## INSTRUCTION
Answer with one number: how many lines hold "your".

[Stored data entries]
--
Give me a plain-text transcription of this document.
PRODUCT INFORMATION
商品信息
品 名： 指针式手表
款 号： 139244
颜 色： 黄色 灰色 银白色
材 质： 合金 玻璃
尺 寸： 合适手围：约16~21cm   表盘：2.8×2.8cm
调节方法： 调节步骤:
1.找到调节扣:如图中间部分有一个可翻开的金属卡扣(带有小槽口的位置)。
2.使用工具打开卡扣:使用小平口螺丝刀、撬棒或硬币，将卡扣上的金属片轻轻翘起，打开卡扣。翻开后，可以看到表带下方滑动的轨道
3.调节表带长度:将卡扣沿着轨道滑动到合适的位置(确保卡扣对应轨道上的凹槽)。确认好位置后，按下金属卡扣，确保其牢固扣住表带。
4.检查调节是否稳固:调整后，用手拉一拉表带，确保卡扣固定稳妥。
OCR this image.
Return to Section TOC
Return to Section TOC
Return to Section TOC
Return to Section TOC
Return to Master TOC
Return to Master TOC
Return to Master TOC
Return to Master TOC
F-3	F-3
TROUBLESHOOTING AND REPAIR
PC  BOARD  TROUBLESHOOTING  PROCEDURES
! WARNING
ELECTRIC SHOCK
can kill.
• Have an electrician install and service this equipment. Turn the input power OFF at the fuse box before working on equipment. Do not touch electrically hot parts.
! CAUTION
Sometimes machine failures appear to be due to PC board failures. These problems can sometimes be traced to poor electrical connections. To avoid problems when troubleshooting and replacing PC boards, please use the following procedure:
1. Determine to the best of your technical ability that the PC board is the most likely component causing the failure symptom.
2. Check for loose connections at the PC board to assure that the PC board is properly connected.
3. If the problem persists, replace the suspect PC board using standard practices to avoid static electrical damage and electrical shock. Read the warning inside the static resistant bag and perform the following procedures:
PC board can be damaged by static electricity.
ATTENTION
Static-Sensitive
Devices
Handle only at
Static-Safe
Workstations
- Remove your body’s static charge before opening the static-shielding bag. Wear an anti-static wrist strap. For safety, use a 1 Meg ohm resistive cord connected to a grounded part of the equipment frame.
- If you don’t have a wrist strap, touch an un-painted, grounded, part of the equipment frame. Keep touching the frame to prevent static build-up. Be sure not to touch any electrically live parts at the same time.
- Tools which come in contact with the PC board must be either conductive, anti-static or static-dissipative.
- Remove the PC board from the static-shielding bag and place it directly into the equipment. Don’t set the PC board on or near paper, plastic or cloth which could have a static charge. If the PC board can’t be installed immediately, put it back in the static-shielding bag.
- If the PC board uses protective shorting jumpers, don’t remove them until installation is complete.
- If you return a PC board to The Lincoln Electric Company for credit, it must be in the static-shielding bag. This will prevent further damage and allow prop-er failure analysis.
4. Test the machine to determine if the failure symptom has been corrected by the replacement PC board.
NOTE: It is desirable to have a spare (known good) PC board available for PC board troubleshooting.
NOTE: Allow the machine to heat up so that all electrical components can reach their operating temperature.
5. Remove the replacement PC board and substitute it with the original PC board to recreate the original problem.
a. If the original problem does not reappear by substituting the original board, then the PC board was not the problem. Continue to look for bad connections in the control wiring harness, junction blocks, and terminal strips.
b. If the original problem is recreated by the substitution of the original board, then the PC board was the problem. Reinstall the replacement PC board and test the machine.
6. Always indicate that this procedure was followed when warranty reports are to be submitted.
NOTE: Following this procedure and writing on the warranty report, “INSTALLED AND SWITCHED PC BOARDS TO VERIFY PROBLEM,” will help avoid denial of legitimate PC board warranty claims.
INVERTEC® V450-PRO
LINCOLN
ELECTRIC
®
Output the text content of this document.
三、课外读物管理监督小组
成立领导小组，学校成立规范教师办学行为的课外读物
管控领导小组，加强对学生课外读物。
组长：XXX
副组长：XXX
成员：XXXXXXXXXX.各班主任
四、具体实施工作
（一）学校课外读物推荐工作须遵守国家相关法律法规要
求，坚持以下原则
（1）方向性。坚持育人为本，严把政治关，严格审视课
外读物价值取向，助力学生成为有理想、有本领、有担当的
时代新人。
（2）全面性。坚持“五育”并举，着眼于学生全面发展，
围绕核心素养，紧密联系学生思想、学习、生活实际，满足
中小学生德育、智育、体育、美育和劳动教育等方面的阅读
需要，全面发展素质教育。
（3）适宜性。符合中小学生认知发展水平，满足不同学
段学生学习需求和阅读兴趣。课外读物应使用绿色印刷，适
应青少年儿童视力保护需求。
--
## EXERCISE ANSWER
2